**PROBLEM TO WORK ON:** Copy each of the lines below without any change, but leave the pictures out of your answer.

**DATA FOR THIS EXERCISE:**
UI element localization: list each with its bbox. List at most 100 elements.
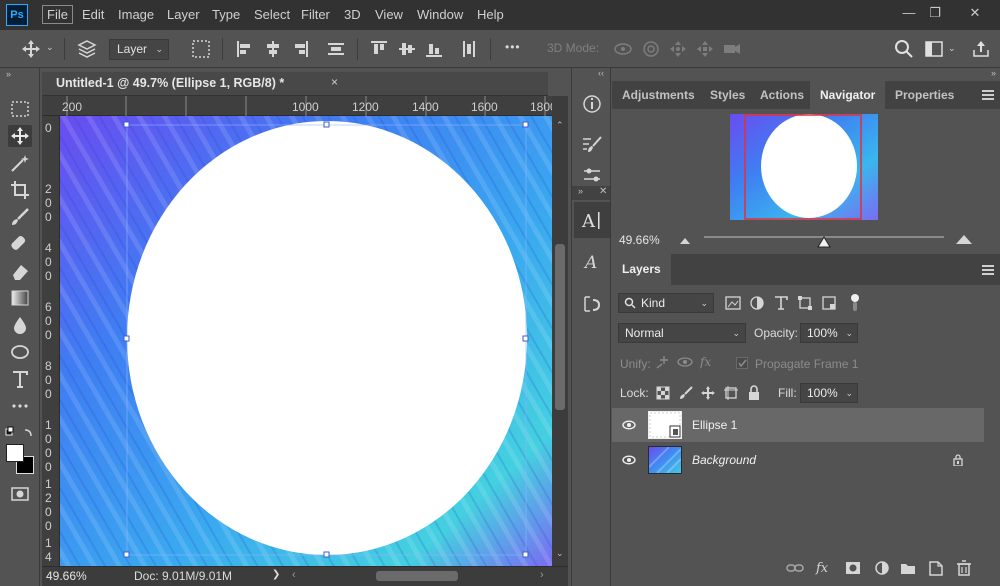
layer-name[interactable]: Ellipse 1 <box>692 418 737 432</box>
unify-style-icon[interactable]: fx <box>700 354 718 370</box>
align-left-icon[interactable] <box>234 38 256 60</box>
status-menu-arrow[interactable]: ❯ <box>272 569 280 580</box>
scroll-up-icon[interactable]: ⌃ <box>556 120 564 131</box>
blur-tool-icon[interactable] <box>8 314 32 336</box>
add-mask-icon[interactable] <box>844 559 862 577</box>
scroll-down-icon[interactable]: ⌄ <box>556 548 564 559</box>
layer-style-fx-icon[interactable]: fx <box>815 559 833 577</box>
close-icon[interactable]: ✕ <box>599 186 607 197</box>
background-layer-thumbnail[interactable] <box>648 446 682 474</box>
delete-layer-icon[interactable] <box>955 559 973 577</box>
close-icon[interactable]: × <box>331 75 338 89</box>
distribute-vertical-icon[interactable] <box>458 38 480 60</box>
align-middle-icon[interactable] <box>396 38 418 60</box>
magic-wand-tool-icon[interactable] <box>8 152 32 174</box>
3d-orbit-icon[interactable] <box>612 38 634 60</box>
menu-filter[interactable]: Filter <box>297 6 334 23</box>
tab-layers[interactable]: Layers <box>612 254 671 285</box>
document-tab[interactable]: Untitled-1 @ 49.7% (Ellipse 1, RGB/8) * … <box>42 72 548 96</box>
brush-settings-icon[interactable] <box>581 134 603 156</box>
fill-field[interactable]: 100% ⌄ <box>800 383 858 403</box>
visibility-eye-icon[interactable] <box>622 418 636 432</box>
brush-tool-icon[interactable] <box>8 206 32 228</box>
opacity-field[interactable]: 100% ⌄ <box>800 323 858 343</box>
filter-kind-dropdown[interactable]: Kind ⌄ <box>618 293 714 313</box>
shape-layer-filter-icon[interactable] <box>797 295 813 311</box>
pixel-layer-filter-icon[interactable] <box>725 295 741 311</box>
vertical-scrollbar[interactable]: ⌃ ⌄ <box>552 96 568 566</box>
eraser-tool-icon[interactable] <box>8 260 32 282</box>
lock-image-pixels-icon[interactable] <box>678 385 694 401</box>
tab-properties[interactable]: Properties <box>885 81 964 109</box>
navigator-preview[interactable] <box>730 114 878 220</box>
move-tool-icon[interactable] <box>20 38 42 60</box>
collapse-panel-icon[interactable]: » <box>6 69 11 79</box>
menu-edit[interactable]: Edit <box>78 6 108 23</box>
share-icon[interactable] <box>970 38 992 60</box>
auto-select-layers-icon[interactable] <box>76 38 98 60</box>
3d-slide-icon[interactable] <box>694 38 716 60</box>
scroll-right-icon[interactable]: › <box>540 569 544 581</box>
type-layer-filter-icon[interactable] <box>773 295 789 311</box>
layer-name[interactable]: Background <box>692 453 756 467</box>
canvas-viewport[interactable] <box>60 116 552 566</box>
zoom-in-icon[interactable] <box>955 233 973 245</box>
new-layer-icon[interactable] <box>927 559 945 577</box>
status-zoom[interactable]: 49.66% <box>46 569 87 583</box>
restore-button[interactable]: ❐ <box>922 4 948 22</box>
link-layers-icon[interactable] <box>786 559 804 577</box>
close-window-button[interactable]: ✕ <box>962 4 988 22</box>
search-icon[interactable] <box>893 38 915 60</box>
more-options-icon[interactable]: ••• <box>505 40 521 54</box>
lock-all-icon[interactable] <box>746 385 762 401</box>
menu-3d[interactable]: 3D <box>340 6 365 23</box>
ellipse-layer-thumbnail[interactable] <box>648 411 682 439</box>
navigator-zoom-slider-thumb[interactable] <box>817 236 831 248</box>
tab-styles[interactable]: Styles <box>700 81 755 109</box>
workspace-icon[interactable] <box>923 38 945 60</box>
type-tool-icon[interactable] <box>8 368 32 390</box>
foreground-color-swatch[interactable] <box>6 444 24 462</box>
minimize-button[interactable]: — <box>896 4 922 22</box>
menu-image[interactable]: Image <box>114 6 158 23</box>
menu-layer[interactable]: Layer <box>163 6 204 23</box>
visibility-eye-icon[interactable] <box>622 453 636 467</box>
marquee-tool-icon[interactable] <box>8 98 32 120</box>
ellipse-shape[interactable] <box>127 121 527 555</box>
move-tool-icon[interactable] <box>8 125 32 147</box>
menu-type[interactable]: Type <box>208 6 244 23</box>
ellipse-tool-icon[interactable] <box>8 341 32 363</box>
layers-panel-menu-icon[interactable] <box>982 265 994 275</box>
propagate-frame-checkbox[interactable] <box>736 357 748 369</box>
menu-window[interactable]: Window <box>413 6 467 23</box>
collapse-icon[interactable]: » <box>578 186 583 196</box>
crop-tool-icon[interactable] <box>8 179 32 201</box>
3d-pan-icon[interactable] <box>667 38 689 60</box>
document-canvas[interactable] <box>60 116 552 566</box>
healing-brush-tool-icon[interactable] <box>8 233 32 255</box>
align-center-icon[interactable] <box>262 38 284 60</box>
gradient-tool-icon[interactable] <box>8 287 32 309</box>
lock-transparent-pixels-icon[interactable] <box>655 385 671 401</box>
character-panel-icon[interactable]: A <box>574 202 610 238</box>
vertical-ruler[interactable]: 0 2 0 0 4 0 0 6 0 0 8 0 0 1 0 0 0 1 2 0 … <box>42 116 60 566</box>
adjustment-layer-icon[interactable] <box>873 559 891 577</box>
glyphs-icon[interactable] <box>581 293 603 315</box>
new-group-icon[interactable] <box>899 559 917 577</box>
brushes-icon[interactable] <box>581 164 603 186</box>
info-icon[interactable] <box>581 93 603 115</box>
color-swatches[interactable] <box>6 444 34 474</box>
navigator-zoom-value[interactable]: 49.66% <box>619 233 660 247</box>
swap-colors-icon[interactable] <box>5 426 35 440</box>
panel-menu-icon[interactable] <box>982 90 994 100</box>
3d-roll-icon[interactable] <box>640 38 662 60</box>
menu-help[interactable]: Help <box>473 6 508 23</box>
tab-adjustments[interactable]: Adjustments <box>612 81 705 109</box>
filter-toggle[interactable] <box>850 293 860 313</box>
expand-panels-icon[interactable]: ‹‹ <box>598 68 604 78</box>
align-top-icon[interactable] <box>368 38 390 60</box>
smart-object-filter-icon[interactable] <box>821 295 837 311</box>
more-tools-icon[interactable] <box>8 395 32 417</box>
quick-mask-icon[interactable] <box>8 483 32 505</box>
3d-camera-icon[interactable] <box>721 38 743 60</box>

**RESULT:**
UI element localization: list each with its bbox. List at most 100 elements.
layer-name[interactable]: Ellipse 1 <box>692 418 737 432</box>
unify-style-icon[interactable]: fx <box>700 354 718 370</box>
align-left-icon[interactable] <box>234 38 256 60</box>
status-menu-arrow[interactable]: ❯ <box>272 569 280 580</box>
scroll-up-icon[interactable]: ⌃ <box>556 120 564 131</box>
blur-tool-icon[interactable] <box>8 314 32 336</box>
add-mask-icon[interactable] <box>844 559 862 577</box>
scroll-down-icon[interactable]: ⌄ <box>556 548 564 559</box>
layer-style-fx-icon[interactable]: fx <box>815 559 833 577</box>
close-icon[interactable]: ✕ <box>599 186 607 197</box>
background-layer-thumbnail[interactable] <box>648 446 682 474</box>
delete-layer-icon[interactable] <box>955 559 973 577</box>
close-icon[interactable]: × <box>331 75 338 89</box>
distribute-vertical-icon[interactable] <box>458 38 480 60</box>
align-middle-icon[interactable] <box>396 38 418 60</box>
magic-wand-tool-icon[interactable] <box>8 152 32 174</box>
3d-orbit-icon[interactable] <box>612 38 634 60</box>
menu-filter[interactable]: Filter <box>297 6 334 23</box>
tab-layers[interactable]: Layers <box>612 254 671 285</box>
document-tab[interactable]: Untitled-1 @ 49.7% (Ellipse 1, RGB/8) * … <box>42 72 548 96</box>
brush-settings-icon[interactable] <box>581 134 603 156</box>
fill-field[interactable]: 100% ⌄ <box>800 383 858 403</box>
visibility-eye-icon[interactable] <box>622 418 636 432</box>
brush-tool-icon[interactable] <box>8 206 32 228</box>
opacity-field[interactable]: 100% ⌄ <box>800 323 858 343</box>
filter-kind-dropdown[interactable]: Kind ⌄ <box>618 293 714 313</box>
shape-layer-filter-icon[interactable] <box>797 295 813 311</box>
pixel-layer-filter-icon[interactable] <box>725 295 741 311</box>
vertical-scrollbar[interactable]: ⌃ ⌄ <box>552 96 568 566</box>
eraser-tool-icon[interactable] <box>8 260 32 282</box>
lock-image-pixels-icon[interactable] <box>678 385 694 401</box>
tab-properties[interactable]: Properties <box>885 81 964 109</box>
navigator-preview[interactable] <box>730 114 878 220</box>
move-tool-icon[interactable] <box>20 38 42 60</box>
collapse-panel-icon[interactable]: » <box>6 69 11 79</box>
menu-edit[interactable]: Edit <box>78 6 108 23</box>
share-icon[interactable] <box>970 38 992 60</box>
auto-select-layers-icon[interactable] <box>76 38 98 60</box>
3d-slide-icon[interactable] <box>694 38 716 60</box>
scroll-right-icon[interactable]: › <box>540 569 544 581</box>
type-layer-filter-icon[interactable] <box>773 295 789 311</box>
layer-name[interactable]: Background <box>692 453 756 467</box>
canvas-viewport[interactable] <box>60 116 552 566</box>
zoom-in-icon[interactable] <box>955 233 973 245</box>
new-layer-icon[interactable] <box>927 559 945 577</box>
status-zoom[interactable]: 49.66% <box>46 569 87 583</box>
restore-button[interactable]: ❐ <box>922 4 948 22</box>
link-layers-icon[interactable] <box>786 559 804 577</box>
close-window-button[interactable]: ✕ <box>962 4 988 22</box>
search-icon[interactable] <box>893 38 915 60</box>
more-options-icon[interactable]: ••• <box>505 40 521 54</box>
lock-all-icon[interactable] <box>746 385 762 401</box>
menu-3d[interactable]: 3D <box>340 6 365 23</box>
ellipse-layer-thumbnail[interactable] <box>648 411 682 439</box>
navigator-zoom-slider-thumb[interactable] <box>817 236 831 248</box>
tab-styles[interactable]: Styles <box>700 81 755 109</box>
workspace-icon[interactable] <box>923 38 945 60</box>
type-tool-icon[interactable] <box>8 368 32 390</box>
foreground-color-swatch[interactable] <box>6 444 24 462</box>
minimize-button[interactable]: — <box>896 4 922 22</box>
menu-image[interactable]: Image <box>114 6 158 23</box>
menu-layer[interactable]: Layer <box>163 6 204 23</box>
visibility-eye-icon[interactable] <box>622 453 636 467</box>
marquee-tool-icon[interactable] <box>8 98 32 120</box>
ellipse-shape[interactable] <box>127 121 527 555</box>
move-tool-icon[interactable] <box>8 125 32 147</box>
menu-type[interactable]: Type <box>208 6 244 23</box>
ellipse-tool-icon[interactable] <box>8 341 32 363</box>
layers-panel-menu-icon[interactable] <box>982 265 994 275</box>
propagate-frame-checkbox[interactable] <box>736 357 748 369</box>
menu-window[interactable]: Window <box>413 6 467 23</box>
collapse-icon[interactable]: » <box>578 186 583 196</box>
crop-tool-icon[interactable] <box>8 179 32 201</box>
3d-pan-icon[interactable] <box>667 38 689 60</box>
document-canvas[interactable] <box>60 116 552 566</box>
healing-brush-tool-icon[interactable] <box>8 233 32 255</box>
align-center-icon[interactable] <box>262 38 284 60</box>
gradient-tool-icon[interactable] <box>8 287 32 309</box>
lock-transparent-pixels-icon[interactable] <box>655 385 671 401</box>
character-panel-icon[interactable]: A <box>574 202 610 238</box>
vertical-ruler[interactable]: 0 2 0 0 4 0 0 6 0 0 8 0 0 1 0 0 0 1 2 0 … <box>42 116 60 566</box>
adjustment-layer-icon[interactable] <box>873 559 891 577</box>
glyphs-icon[interactable] <box>581 293 603 315</box>
new-group-icon[interactable] <box>899 559 917 577</box>
brushes-icon[interactable] <box>581 164 603 186</box>
info-icon[interactable] <box>581 93 603 115</box>
color-swatches[interactable] <box>6 444 34 474</box>
navigator-zoom-value[interactable]: 49.66% <box>619 233 660 247</box>
swap-colors-icon[interactable] <box>5 426 35 440</box>
panel-menu-icon[interactable] <box>982 90 994 100</box>
3d-roll-icon[interactable] <box>640 38 662 60</box>
menu-help[interactable]: Help <box>473 6 508 23</box>
tab-adjustments[interactable]: Adjustments <box>612 81 705 109</box>
filter-toggle[interactable] <box>850 293 860 313</box>
expand-panels-icon[interactable]: ‹‹ <box>598 68 604 78</box>
align-top-icon[interactable] <box>368 38 390 60</box>
smart-object-filter-icon[interactable] <box>821 295 837 311</box>
more-tools-icon[interactable] <box>8 395 32 417</box>
quick-mask-icon[interactable] <box>8 483 32 505</box>
3d-camera-icon[interactable] <box>721 38 743 60</box>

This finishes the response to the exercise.